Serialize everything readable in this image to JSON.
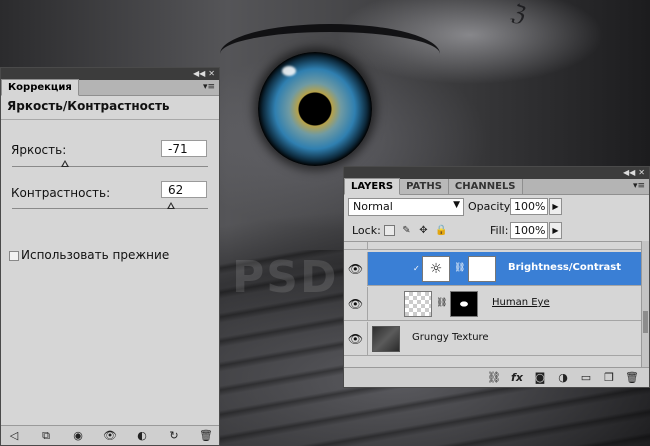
{
  "adjustments_panel": {
    "tab_label": "Коррекция",
    "title": "Яркость/Контрастность",
    "brightness": {
      "label": "Яркость:",
      "value": "-71",
      "slider_fraction": 0.27
    },
    "contrast": {
      "label": "Контрастность:",
      "value": "62",
      "slider_fraction": 0.81
    },
    "legacy_checkbox": {
      "label": "Использовать прежние",
      "checked": false
    },
    "footer_icons": [
      "back-arrow-icon",
      "clip-to-layer-icon",
      "layer-visibility-mask-icon",
      "eye-icon",
      "view-previous-state-icon",
      "reset-icon",
      "trash-icon"
    ]
  },
  "layers_panel": {
    "tabs": [
      "LAYERS",
      "PATHS",
      "CHANNELS"
    ],
    "active_tab": "LAYERS",
    "blend_mode": "Normal",
    "opacity_label": "Opacity:",
    "opacity_value": "100%",
    "lock_label": "Lock:",
    "fill_label": "Fill:",
    "fill_value": "100%",
    "layers": [
      {
        "name": "Brightness/Contrast",
        "type": "adjustment",
        "visible": true,
        "selected": true
      },
      {
        "name": "Human Eye",
        "type": "masked-image",
        "visible": true,
        "selected": false
      },
      {
        "name": "Grungy Texture",
        "type": "image",
        "visible": true,
        "selected": false
      }
    ],
    "footer_icons": [
      "link-icon",
      "fx-icon",
      "add-mask-icon",
      "new-adjustment-icon",
      "new-group-icon",
      "new-layer-icon",
      "trash-icon"
    ]
  },
  "watermark": "PSD"
}
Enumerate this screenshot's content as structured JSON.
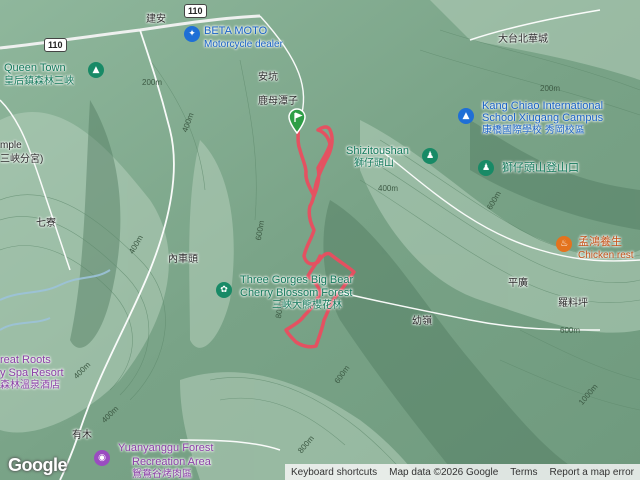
{
  "map": {
    "colors": {
      "terrain": "#7fa98f",
      "ridge_light": "#b9d3bf",
      "valley_dark": "#4f7a60",
      "road": "#ffffff",
      "river": "#9cc3da",
      "track": "#ea4d5f"
    },
    "road_shields": [
      {
        "id": "110-top",
        "text": "110"
      },
      {
        "id": "110-left",
        "text": "110"
      }
    ],
    "places": {
      "jianan": "建安",
      "ankeng": "安坑",
      "lumutanzi": "鹿母潭子",
      "qiliao": "七寮",
      "neichetou": "內車頭",
      "pingguang": "平廣",
      "luoliaoping": "羅料坪",
      "youling": "幼嶺",
      "youmu": "有木",
      "datai_beihua": "大台北華城",
      "mple": "mple",
      "xiafenggong": "三峽分宮)"
    },
    "pois": {
      "beta_moto": {
        "title": "BETA MOTO",
        "subtitle": "Motorcycle dealer",
        "icon": "motorcycle-icon"
      },
      "queen_town": {
        "title": "Queen Town",
        "subtitle": "皇后鎮森林三峽",
        "icon": "park-icon"
      },
      "kang_chiao": {
        "title": "Kang Chiao International",
        "line2": "School Xiugang Campus",
        "subtitle": "康橋國際學校 秀岡校區",
        "icon": "school-icon"
      },
      "shizitoushan": {
        "title": "Shizitoushan",
        "subtitle": "獅仔頭山",
        "icon": "hiking-icon"
      },
      "shizitou_trailhead": {
        "title": "獅仔頭山登山口",
        "icon": "hiking-icon"
      },
      "menghong": {
        "title": "孟鴻養生",
        "subtitle": "Chicken rest",
        "icon": "restaurant-icon"
      },
      "bigbear": {
        "title": "Three Gorges Big Bear",
        "line2": "Cherry Blossom Forest",
        "subtitle": "三峽大熊櫻花林",
        "icon": "flower-icon"
      },
      "great_roots": {
        "title": "reat Roots",
        "line2": "y Spa Resort",
        "subtitle": "森林溫泉酒店"
      },
      "yuanyanggu": {
        "title": "Yuanyanggu Forest",
        "line2": "Recreation Area",
        "subtitle": "鴛鴦谷烤肉區",
        "icon": "camera-icon"
      }
    },
    "elevations": [
      "200m",
      "400m",
      "600m",
      "800m",
      "400m",
      "400m",
      "600m",
      "600m",
      "200m",
      "600m",
      "800m",
      "1000m",
      "400m",
      "400m"
    ],
    "start_marker": {
      "icon": "start-flag-icon"
    },
    "footer": {
      "logo": "Google",
      "shortcuts": "Keyboard shortcuts",
      "mapdata": "Map data ©2026 Google",
      "terms": "Terms",
      "report": "Report a map error"
    }
  }
}
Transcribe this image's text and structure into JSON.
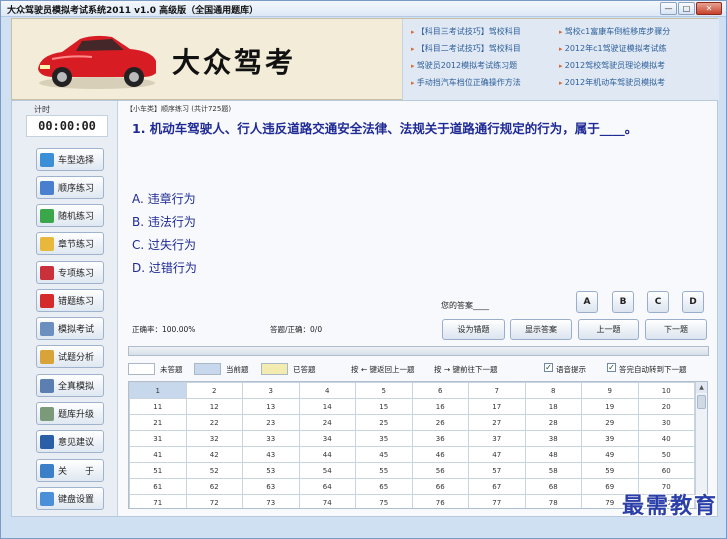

= = = = = = =

Task directions: Make an exact reproduction of the listing above, without any pictures.

Output for this exercise:
Serialize everything readable in this image to JSON.
{
  "adjustments_panel": {
    "tab_label": "Коррекция",
    "title": "Яркость/Контрастность",
    "brightness": {
      "label": "Яркость:",
      "value": "-71",
      "slider_fraction": 0.27
    },
    "contrast": {
      "label": "Контрастность:",
      "value": "62",
      "slider_fraction": 0.81
    },
    "legacy_checkbox": {
      "label": "Использовать прежние",
      "checked": false
    },
    "footer_icons": [
      "back-arrow-icon",
      "clip-to-layer-icon",
      "layer-visibility-mask-icon",
      "eye-icon",
      "view-previous-state-icon",
      "reset-icon",
      "trash-icon"
    ]
  },
  "layers_panel": {
    "tabs": [
      "LAYERS",
      "PATHS",
      "CHANNELS"
    ],
    "active_tab": "LAYERS",
    "blend_mode": "Normal",
    "opacity_label": "Opacity:",
    "opacity_value": "100%",
    "lock_label": "Lock:",
    "fill_label": "Fill:",
    "fill_value": "100%",
    "layers": [
      {
        "name": "Brightness/Contrast",
        "type": "adjustment",
        "visible": true,
        "selected": true
      },
      {
        "name": "Human Eye",
        "type": "masked-image",
        "visible": true,
        "selected": false
      },
      {
        "name": "Grungy Texture",
        "type": "image",
        "visible": true,
        "selected": false
      }
    ],
    "footer_icons": [
      "link-icon",
      "fx-icon",
      "add-mask-icon",
      "new-adjustment-icon",
      "new-group-icon",
      "new-layer-icon",
      "trash-icon"
    ]
  },
  "watermark": "PSD"
}
Enumerate this screenshot's content as structured JSON.
{
  "map": {
    "colors": {
      "terrain": "#7fa98f",
      "ridge_light": "#b9d3bf",
      "valley_dark": "#4f7a60",
      "road": "#ffffff",
      "river": "#9cc3da",
      "track": "#ea4d5f"
    },
    "road_shields": [
      {
        "id": "110-top",
        "text": "110"
      },
      {
        "id": "110-left",
        "text": "110"
      }
    ],
    "places": {
      "jianan": "建安",
      "ankeng": "安坑",
      "lumutanzi": "鹿母潭子",
      "qiliao": "七寮",
      "neichetou": "內車頭",
      "pingguang": "平廣",
      "luoliaoping": "羅料坪",
      "youling": "幼嶺",
      "youmu": "有木",
      "datai_beihua": "大台北華城",
      "mple": "mple",
      "xiafenggong": "三峽分宮)"
    },
    "pois": {
      "beta_moto": {
        "title": "BETA MOTO",
        "subtitle": "Motorcycle dealer",
        "icon": "motorcycle-icon"
      },
      "queen_town": {
        "title": "Queen Town",
        "subtitle": "皇后鎮森林三峽",
        "icon": "park-icon"
      },
      "kang_chiao": {
        "title": "Kang Chiao International",
        "line2": "School Xiugang Campus",
        "subtitle": "康橋國際學校 秀岡校區",
        "icon": "school-icon"
      },
      "shizitoushan": {
        "title": "Shizitoushan",
        "subtitle": "獅仔頭山",
        "icon": "hiking-icon"
      },
      "shizitou_trailhead": {
        "title": "獅仔頭山登山口",
        "icon": "hiking-icon"
      },
      "menghong": {
        "title": "孟鴻養生",
        "subtitle": "Chicken rest",
        "icon": "restaurant-icon"
      },
      "bigbear": {
        "title": "Three Gorges Big Bear",
        "line2": "Cherry Blossom Forest",
        "subtitle": "三峽大熊櫻花林",
        "icon": "flower-icon"
      },
      "great_roots": {
        "title": "reat Roots",
        "line2": "y Spa Resort",
        "subtitle": "森林溫泉酒店"
      },
      "yuanyanggu": {
        "title": "Yuanyanggu Forest",
        "line2": "Recreation Area",
        "subtitle": "鴛鴦谷烤肉區",
        "icon": "camera-icon"
      }
    },
    "elevations": [
      "200m",
      "400m",
      "600m",
      "800m",
      "400m",
      "400m",
      "600m",
      "600m",
      "200m",
      "600m",
      "800m",
      "1000m",
      "400m",
      "400m"
    ],
    "start_marker": {
      "icon": "start-flag-icon"
    },
    "footer": {
      "logo": "Google",
      "shortcuts": "Keyboard shortcuts",
      "mapdata": "Map data ©2026 Google",
      "terms": "Terms",
      "report": "Report a map error"
    }
  }
}
Transcribe this image's text and structure into JSON.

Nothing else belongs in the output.